— Begin —
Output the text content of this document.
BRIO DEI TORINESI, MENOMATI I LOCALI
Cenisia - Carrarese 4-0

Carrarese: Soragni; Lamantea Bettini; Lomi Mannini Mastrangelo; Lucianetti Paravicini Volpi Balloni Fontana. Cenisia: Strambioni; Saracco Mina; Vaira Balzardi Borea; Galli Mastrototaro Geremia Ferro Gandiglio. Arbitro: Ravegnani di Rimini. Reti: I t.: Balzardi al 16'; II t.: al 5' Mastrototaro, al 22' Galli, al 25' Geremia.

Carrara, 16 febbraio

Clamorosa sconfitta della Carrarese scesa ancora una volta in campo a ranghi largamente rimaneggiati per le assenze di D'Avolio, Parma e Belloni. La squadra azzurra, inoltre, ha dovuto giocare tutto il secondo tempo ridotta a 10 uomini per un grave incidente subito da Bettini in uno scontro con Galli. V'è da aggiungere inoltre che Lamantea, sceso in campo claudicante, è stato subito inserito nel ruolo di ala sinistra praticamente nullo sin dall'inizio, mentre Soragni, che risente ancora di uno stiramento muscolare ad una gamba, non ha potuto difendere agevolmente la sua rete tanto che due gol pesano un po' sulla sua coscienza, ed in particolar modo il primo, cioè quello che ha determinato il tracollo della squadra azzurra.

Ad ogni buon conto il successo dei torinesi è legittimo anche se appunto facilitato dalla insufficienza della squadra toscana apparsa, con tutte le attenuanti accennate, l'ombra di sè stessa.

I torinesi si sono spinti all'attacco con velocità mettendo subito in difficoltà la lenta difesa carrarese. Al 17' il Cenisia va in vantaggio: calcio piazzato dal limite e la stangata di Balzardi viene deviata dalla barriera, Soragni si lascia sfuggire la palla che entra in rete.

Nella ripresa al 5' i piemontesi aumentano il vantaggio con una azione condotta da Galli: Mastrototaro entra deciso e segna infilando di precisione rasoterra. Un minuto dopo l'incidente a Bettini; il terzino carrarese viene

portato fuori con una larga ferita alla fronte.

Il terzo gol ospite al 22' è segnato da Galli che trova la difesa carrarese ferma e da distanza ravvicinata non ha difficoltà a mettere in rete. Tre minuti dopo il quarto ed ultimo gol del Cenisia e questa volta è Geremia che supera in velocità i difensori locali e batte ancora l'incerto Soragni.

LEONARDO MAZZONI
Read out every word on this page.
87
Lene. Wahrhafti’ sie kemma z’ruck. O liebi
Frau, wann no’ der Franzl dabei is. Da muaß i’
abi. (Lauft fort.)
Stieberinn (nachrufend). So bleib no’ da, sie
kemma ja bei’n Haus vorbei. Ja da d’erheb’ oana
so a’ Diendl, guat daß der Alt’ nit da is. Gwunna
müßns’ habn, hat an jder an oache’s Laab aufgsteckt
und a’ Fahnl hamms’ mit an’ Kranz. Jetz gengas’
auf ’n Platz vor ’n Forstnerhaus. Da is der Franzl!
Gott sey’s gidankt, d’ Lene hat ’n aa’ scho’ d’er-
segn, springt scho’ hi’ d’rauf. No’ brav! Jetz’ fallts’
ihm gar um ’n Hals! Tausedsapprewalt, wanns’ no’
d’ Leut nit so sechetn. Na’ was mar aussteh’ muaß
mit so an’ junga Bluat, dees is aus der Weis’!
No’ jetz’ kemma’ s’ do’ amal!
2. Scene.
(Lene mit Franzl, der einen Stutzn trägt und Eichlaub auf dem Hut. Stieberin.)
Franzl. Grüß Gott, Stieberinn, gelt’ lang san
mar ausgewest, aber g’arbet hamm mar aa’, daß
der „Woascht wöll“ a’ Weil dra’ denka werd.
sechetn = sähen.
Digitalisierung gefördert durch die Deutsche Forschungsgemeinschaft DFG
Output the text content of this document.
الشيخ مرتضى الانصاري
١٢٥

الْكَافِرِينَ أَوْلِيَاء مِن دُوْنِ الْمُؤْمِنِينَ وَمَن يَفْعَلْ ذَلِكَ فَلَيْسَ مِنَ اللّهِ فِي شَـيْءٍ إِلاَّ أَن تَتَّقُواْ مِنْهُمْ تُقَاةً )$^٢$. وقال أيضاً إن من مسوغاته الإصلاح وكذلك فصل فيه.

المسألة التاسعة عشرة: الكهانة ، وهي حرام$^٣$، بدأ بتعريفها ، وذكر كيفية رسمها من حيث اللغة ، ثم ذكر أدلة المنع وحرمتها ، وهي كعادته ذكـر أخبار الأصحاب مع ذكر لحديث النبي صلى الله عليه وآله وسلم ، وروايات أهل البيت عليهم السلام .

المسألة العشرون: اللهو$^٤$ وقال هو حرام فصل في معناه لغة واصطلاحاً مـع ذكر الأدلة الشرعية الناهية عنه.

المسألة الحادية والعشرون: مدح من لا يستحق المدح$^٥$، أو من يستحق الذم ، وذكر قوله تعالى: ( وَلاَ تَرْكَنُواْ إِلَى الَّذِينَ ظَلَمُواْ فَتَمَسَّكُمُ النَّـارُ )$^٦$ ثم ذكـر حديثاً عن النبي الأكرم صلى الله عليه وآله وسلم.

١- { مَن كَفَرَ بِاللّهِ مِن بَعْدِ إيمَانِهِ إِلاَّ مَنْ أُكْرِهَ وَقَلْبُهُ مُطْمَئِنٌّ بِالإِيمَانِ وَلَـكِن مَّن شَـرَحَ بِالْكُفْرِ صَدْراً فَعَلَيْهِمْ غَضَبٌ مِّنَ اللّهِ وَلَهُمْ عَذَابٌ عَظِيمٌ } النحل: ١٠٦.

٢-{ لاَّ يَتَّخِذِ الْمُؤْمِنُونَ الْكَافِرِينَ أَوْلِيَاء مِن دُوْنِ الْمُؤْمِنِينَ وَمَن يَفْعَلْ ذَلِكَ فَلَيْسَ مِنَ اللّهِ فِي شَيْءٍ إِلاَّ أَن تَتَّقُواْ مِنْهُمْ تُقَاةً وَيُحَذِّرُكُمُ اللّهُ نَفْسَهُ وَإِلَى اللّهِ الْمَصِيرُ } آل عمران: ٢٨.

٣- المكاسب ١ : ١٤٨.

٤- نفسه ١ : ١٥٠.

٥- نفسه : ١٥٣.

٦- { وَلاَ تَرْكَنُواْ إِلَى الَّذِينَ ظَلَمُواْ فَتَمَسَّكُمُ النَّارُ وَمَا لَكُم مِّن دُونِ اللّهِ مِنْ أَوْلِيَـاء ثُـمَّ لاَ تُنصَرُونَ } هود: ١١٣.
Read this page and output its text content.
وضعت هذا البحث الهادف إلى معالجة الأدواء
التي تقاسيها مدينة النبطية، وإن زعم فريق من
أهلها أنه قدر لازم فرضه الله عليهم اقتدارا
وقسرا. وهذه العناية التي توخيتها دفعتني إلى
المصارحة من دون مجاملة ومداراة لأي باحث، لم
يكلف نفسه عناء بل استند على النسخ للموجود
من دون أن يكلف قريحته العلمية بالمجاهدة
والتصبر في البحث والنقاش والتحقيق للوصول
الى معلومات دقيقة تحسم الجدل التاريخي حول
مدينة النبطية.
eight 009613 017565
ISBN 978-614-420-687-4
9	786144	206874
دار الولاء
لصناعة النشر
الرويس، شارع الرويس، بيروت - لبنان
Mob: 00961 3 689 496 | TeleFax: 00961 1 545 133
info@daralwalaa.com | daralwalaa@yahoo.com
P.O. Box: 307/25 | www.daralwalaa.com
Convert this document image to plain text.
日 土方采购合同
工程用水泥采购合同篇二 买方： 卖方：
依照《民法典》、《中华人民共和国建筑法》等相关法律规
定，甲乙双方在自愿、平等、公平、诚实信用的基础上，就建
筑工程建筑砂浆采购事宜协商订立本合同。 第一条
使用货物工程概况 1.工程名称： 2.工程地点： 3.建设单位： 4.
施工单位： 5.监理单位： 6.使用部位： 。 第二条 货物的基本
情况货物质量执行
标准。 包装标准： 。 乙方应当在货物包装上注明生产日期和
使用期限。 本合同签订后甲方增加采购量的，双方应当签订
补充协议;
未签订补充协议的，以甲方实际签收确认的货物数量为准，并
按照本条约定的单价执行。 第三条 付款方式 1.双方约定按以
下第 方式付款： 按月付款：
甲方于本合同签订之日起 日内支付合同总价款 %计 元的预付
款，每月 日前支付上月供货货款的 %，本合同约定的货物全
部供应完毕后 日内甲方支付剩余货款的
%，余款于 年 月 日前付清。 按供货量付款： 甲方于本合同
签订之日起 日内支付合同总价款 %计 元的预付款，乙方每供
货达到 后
— End —
Scan the material line by line and report each one that contains "نفسه".

» Solution to this exercise
٤- نفسه ١ : ١٥٠.
٥- نفسه : ١٥٣.
يكلف نفسه عناء بل استند على النسخ للموجود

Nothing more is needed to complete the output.